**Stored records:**

-- -- --

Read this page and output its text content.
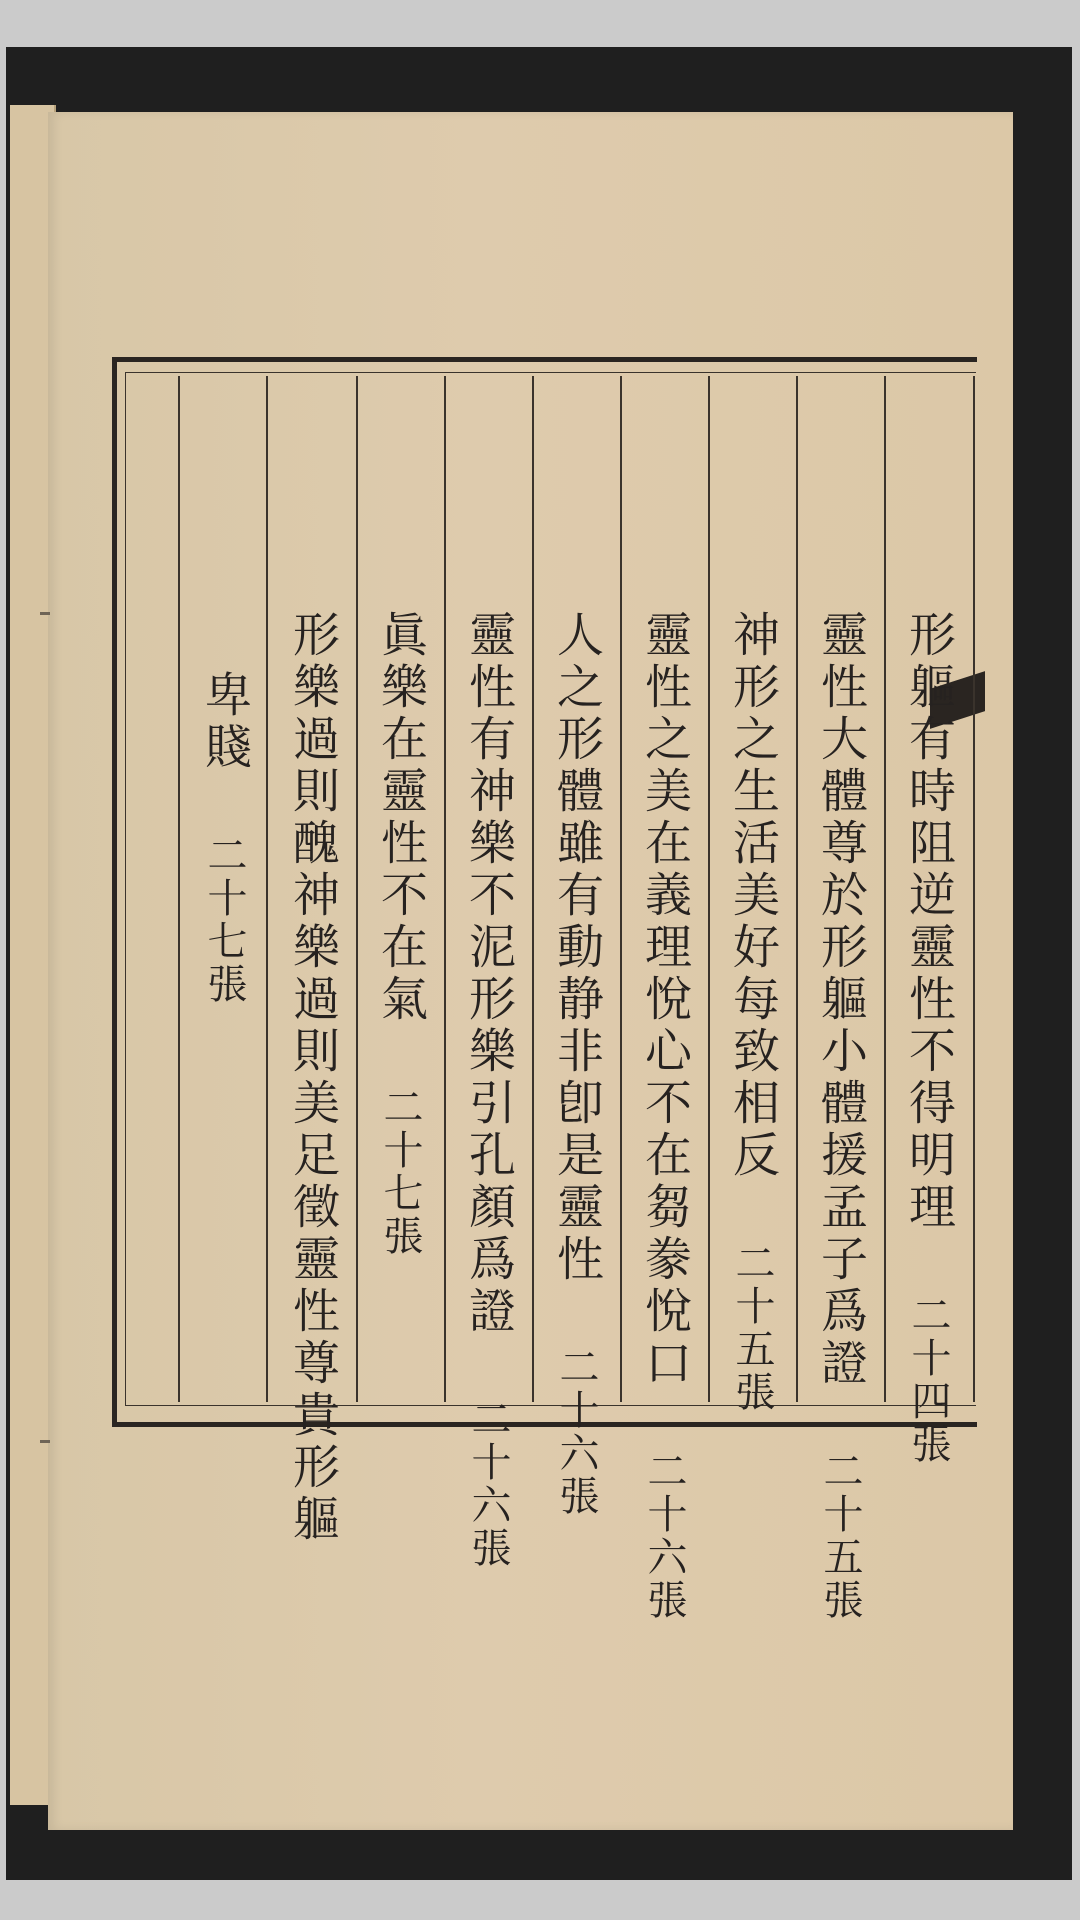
形軀有時阻逆靈性不得明理 二十四張
靈性大體尊於形軀小體援孟子爲證 二十五張
神形之生活美好每致相反 二十五張
靈性之美在義理悅心不在芻豢悅口 二十六張
人之形體雖有動静非卽是靈性 二十六張
靈性有神樂不泥形樂引孔顏爲證 二十六張
眞樂在靈性不在氣 二十七張
形樂過則醜神樂過則美足徵靈性尊貴形軀
卑賤 二十七張
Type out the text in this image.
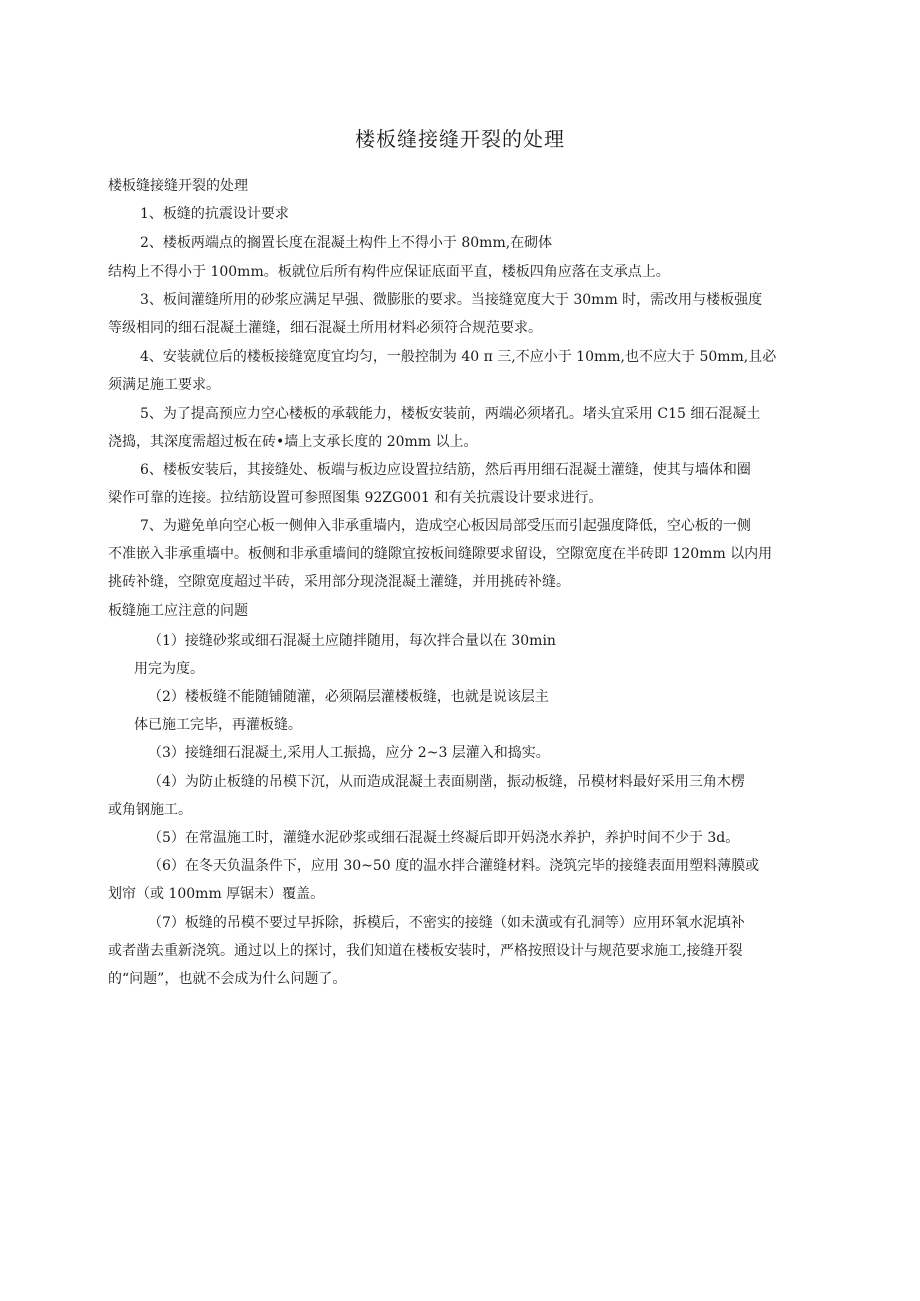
楼板缝接缝开裂的处理
楼板缝接缝开裂的处理
1、板缝的抗震设计要求
2、楼板两端点的搁置长度在混凝土构件上不得小于 80mm,在砌体
结构上不得小于 100mm。板就位后所有构件应保证底面平直，楼板四角应落在支承点上。
3、板间灌缝所用的砂浆应满足早强、微膨胀的要求。当接缝宽度大于 30mm 时，需改用与楼板强度
等级相同的细石混凝土灌缝，细石混凝土所用材料必须符合规范要求。
4、安装就位后的楼板接缝宽度宜均匀，一般控制为 40 π 三,不应小于 10mm,也不应大于 50mm,且必
须满足施工要求。
5、为了提高预应力空心楼板的承载能力，楼板安装前，两端必须堵孔。堵头宜采用 C15 细石混凝土
浇捣，其深度需超过板在砖•墙上支承长度的 20mm 以上。
6、楼板安装后，其接缝处、板端与板边应设置拉结筋，然后再用细石混凝土灌缝，使其与墙体和圈
梁作可靠的连接。拉结筋设置可参照图集 92ZG001 和有关抗震设计要求进行。
7、为避免单向空心板一侧伸入非承重墙内，造成空心板因局部受压而引起强度降低，空心板的一侧
不准嵌入非承重墙中。板侧和非承重墙间的缝隙宜按板间缝隙要求留设，空隙宽度在半砖即 120mm 以内用
挑砖补缝，空隙宽度超过半砖，采用部分现浇混凝土灌缝，并用挑砖补缝。
板缝施工应注意的问题
（1）接缝砂浆或细石混凝土应随拌随用，每次拌合量以在 30min
用完为度。
（2）楼板缝不能随铺随灌，必须隔层灌楼板缝，也就是说该层主
体已施工完毕，再灌板缝。
（3）接缝细石混凝土,采用人工振捣，应分 2~3 层灌入和捣实。
（4）为防止板缝的吊模下沉，从而造成混凝土表面剔凿，振动板缝，吊模材料最好采用三角木楞
或角钢施工。
（5）在常温施工时，灌缝水泥砂浆或细石混凝土终凝后即开妈浇水养护，养护时间不少于 3d。
（6）在冬天负温条件下，应用 30~50 度的温水拌合灌缝材料。浇筑完毕的接缝表面用塑料薄膜或
划帘（或 100mm 厚锯末）覆盖。
（7）板缝的吊模不要过早拆除，拆模后，不密实的接缝（如未潢或有孔洞等）应用环氧水泥填补
或者凿去重新浇筑。通过以上的探讨，我们知道在楼板安装时，严格按照设计与规范要求施工,接缝开裂
的“问题”，也就不会成为什么问题了。
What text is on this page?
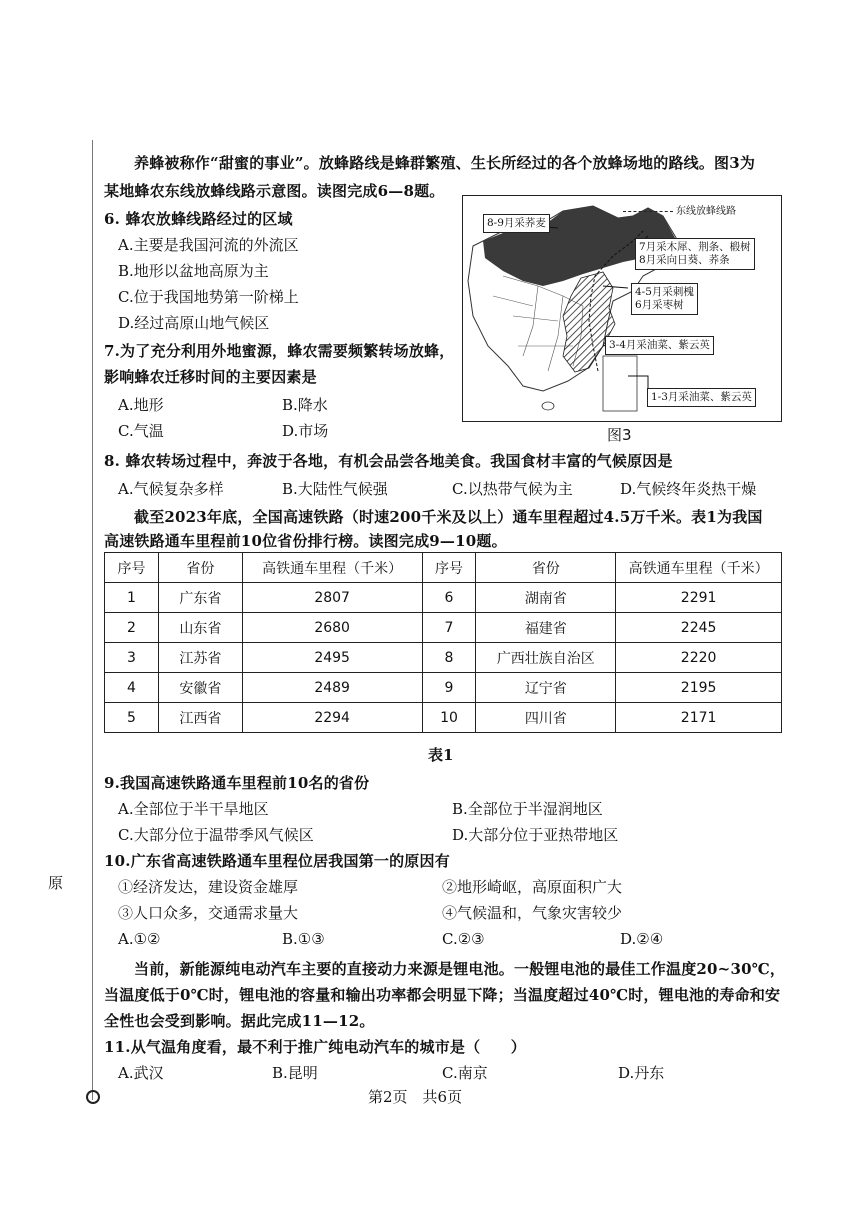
养蜂被称作“甜蜜的事业”。放蜂路线是蜂群繁殖、生长所经过的各个放蜂场地的路线。图3为
某地蜂农东线放蜂线路示意图。读图完成6—8题。
6. 蜂农放蜂线路经过的区域
A.主要是我国河流的外流区
B.地形以盆地高原为主
C.位于我国地势第一阶梯上
D.经过高原山地气候区
7.为了充分利用外地蜜源，蜂农需要频繁转场放蜂，
影响蜂农迁移时间的主要因素是
A.地形	B.降水
C.气温	D.市场
东线放蜂线路
8-9月采荞麦
7月采木犀、荆条、椴树
8月采向日葵、荞条
4-5月采刺槐
6月采枣树
3-4月采油菜、紫云英
1-3月采油菜、紫云英
图3
8. 蜂农转场过程中，奔波于各地，有机会品尝各地美食。我国食材丰富的气候原因是
A.气候复杂多样	B.大陆性气候强	C.以热带气候为主	D.气候终年炎热干燥
截至2023年底，全国高速铁路（时速200千米及以上）通车里程超过4.5万千米。表1为我国
高速铁路通车里程前10位省份排行榜。读图完成9—10题。
序号	省份	高铁通车里程（千米）	序号	省份	高铁通车里程（千米）
1	广东省	2807	6	湖南省	2291
2	山东省	2680	7	福建省	2245
3	江苏省	2495	8	广西壮族自治区	2220
4	安徽省	2489	9	辽宁省	2195
5	江西省	2294	10	四川省	2171
表1
9.我国高速铁路通车里程前10名的省份
A.全部位于半干旱地区	B.全部位于半湿润地区
C.大部分位于温带季风气候区	D.大部分位于亚热带地区
10.广东省高速铁路通车里程位居我国第一的原因有
①经济发达，建设资金雄厚	②地形崎岖，高原面积广大
③人口众多，交通需求量大	④气候温和，气象灾害较少
A.①②	B.①③	C.②③	D.②④
当前，新能源纯电动汽车主要的直接动力来源是锂电池。一般锂电池的最佳工作温度20~30℃，
当温度低于0℃时，锂电池的容量和输出功率都会明显下降；当温度超过40℃时，锂电池的寿命和安
全性也会受到影响。据此完成11—12。
11.从气温角度看，最不利于推广纯电动汽车的城市是（　　）
A.武汉	B.昆明	C.南京	D.丹东
原
第2页　共6页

-- -- --

**BRIEF:**
Copy out each line word for word, please, skipping the images.

**FINAL ANSWER:**
Read this page and output its text content.
形軀有時阻逆靈性不得明理 二十四張
靈性大體尊於形軀小體援孟子爲證 二十五張
神形之生活美好每致相反 二十五張
靈性之美在義理悅心不在芻豢悅口 二十六張
人之形體雖有動静非卽是靈性 二十六張
靈性有神樂不泥形樂引孔顏爲證 二十六張
眞樂在靈性不在氣 二十七張
形樂過則醜神樂過則美足徵靈性尊貴形軀
卑賤 二十七張
Type out the text in this image.
楼板缝接缝开裂的处理
楼板缝接缝开裂的处理
1、板缝的抗震设计要求
2、楼板两端点的搁置长度在混凝土构件上不得小于 80mm,在砌体
结构上不得小于 100mm。板就位后所有构件应保证底面平直，楼板四角应落在支承点上。
3、板间灌缝所用的砂浆应满足早强、微膨胀的要求。当接缝宽度大于 30mm 时，需改用与楼板强度
等级相同的细石混凝土灌缝，细石混凝土所用材料必须符合规范要求。
4、安装就位后的楼板接缝宽度宜均匀，一般控制为 40 π 三,不应小于 10mm,也不应大于 50mm,且必
须满足施工要求。
5、为了提高预应力空心楼板的承载能力，楼板安装前，两端必须堵孔。堵头宜采用 C15 细石混凝土
浇捣，其深度需超过板在砖•墙上支承长度的 20mm 以上。
6、楼板安装后，其接缝处、板端与板边应设置拉结筋，然后再用细石混凝土灌缝，使其与墙体和圈
梁作可靠的连接。拉结筋设置可参照图集 92ZG001 和有关抗震设计要求进行。
7、为避免单向空心板一侧伸入非承重墙内，造成空心板因局部受压而引起强度降低，空心板的一侧
不准嵌入非承重墙中。板侧和非承重墙间的缝隙宜按板间缝隙要求留设，空隙宽度在半砖即 120mm 以内用
挑砖补缝，空隙宽度超过半砖，采用部分现浇混凝土灌缝，并用挑砖补缝。
板缝施工应注意的问题
（1）接缝砂浆或细石混凝土应随拌随用，每次拌合量以在 30min
用完为度。
（2）楼板缝不能随铺随灌，必须隔层灌楼板缝，也就是说该层主
体已施工完毕，再灌板缝。
（3）接缝细石混凝土,采用人工振捣，应分 2~3 层灌入和捣实。
（4）为防止板缝的吊模下沉，从而造成混凝土表面剔凿，振动板缝，吊模材料最好采用三角木楞
或角钢施工。
（5）在常温施工时，灌缝水泥砂浆或细石混凝土终凝后即开妈浇水养护，养护时间不少于 3d。
（6）在冬天负温条件下，应用 30~50 度的温水拌合灌缝材料。浇筑完毕的接缝表面用塑料薄膜或
划帘（或 100mm 厚锯末）覆盖。
（7）板缝的吊模不要过早拆除，拆模后，不密实的接缝（如未潢或有孔洞等）应用环氧水泥填补
或者凿去重新浇筑。通过以上的探讨，我们知道在楼板安装时，严格按照设计与规范要求施工,接缝开裂
的“问题”，也就不会成为什么问题了。
What text is on this page?
养蜂被称作“甜蜜的事业”。放蜂路线是蜂群繁殖、生长所经过的各个放蜂场地的路线。图3为
某地蜂农东线放蜂线路示意图。读图完成6—8题。
6. 蜂农放蜂线路经过的区域
A.主要是我国河流的外流区
B.地形以盆地高原为主
C.位于我国地势第一阶梯上
D.经过高原山地气候区
7.为了充分利用外地蜜源，蜂农需要频繁转场放蜂，
影响蜂农迁移时间的主要因素是
A.地形	B.降水
C.气温	D.市场
东线放蜂线路
8-9月采荞麦
7月采木犀、荆条、椴树
8月采向日葵、荞条
4-5月采刺槐
6月采枣树
3-4月采油菜、紫云英
1-3月采油菜、紫云英
图3
8. 蜂农转场过程中，奔波于各地，有机会品尝各地美食。我国食材丰富的气候原因是
A.气候复杂多样	B.大陆性气候强	C.以热带气候为主	D.气候终年炎热干燥
截至2023年底，全国高速铁路（时速200千米及以上）通车里程超过4.5万千米。表1为我国
高速铁路通车里程前10位省份排行榜。读图完成9—10题。
序号	省份	高铁通车里程（千米）	序号	省份	高铁通车里程（千米）
1	广东省	2807	6	湖南省	2291
2	山东省	2680	7	福建省	2245
3	江苏省	2495	8	广西壮族自治区	2220
4	安徽省	2489	9	辽宁省	2195
5	江西省	2294	10	四川省	2171
表1
9.我国高速铁路通车里程前10名的省份
A.全部位于半干旱地区	B.全部位于半湿润地区
C.大部分位于温带季风气候区	D.大部分位于亚热带地区
10.广东省高速铁路通车里程位居我国第一的原因有
①经济发达，建设资金雄厚	②地形崎岖，高原面积广大
③人口众多，交通需求量大	④气候温和，气象灾害较少
A.①②	B.①③	C.②③	D.②④
当前，新能源纯电动汽车主要的直接动力来源是锂电池。一般锂电池的最佳工作温度20~30℃，
当温度低于0℃时，锂电池的容量和输出功率都会明显下降；当温度超过40℃时，锂电池的寿命和安
全性也会受到影响。据此完成11—12。
11.从气温角度看，最不利于推广纯电动汽车的城市是（　　）
A.武汉	B.昆明	C.南京	D.丹东
原
第2页　共6页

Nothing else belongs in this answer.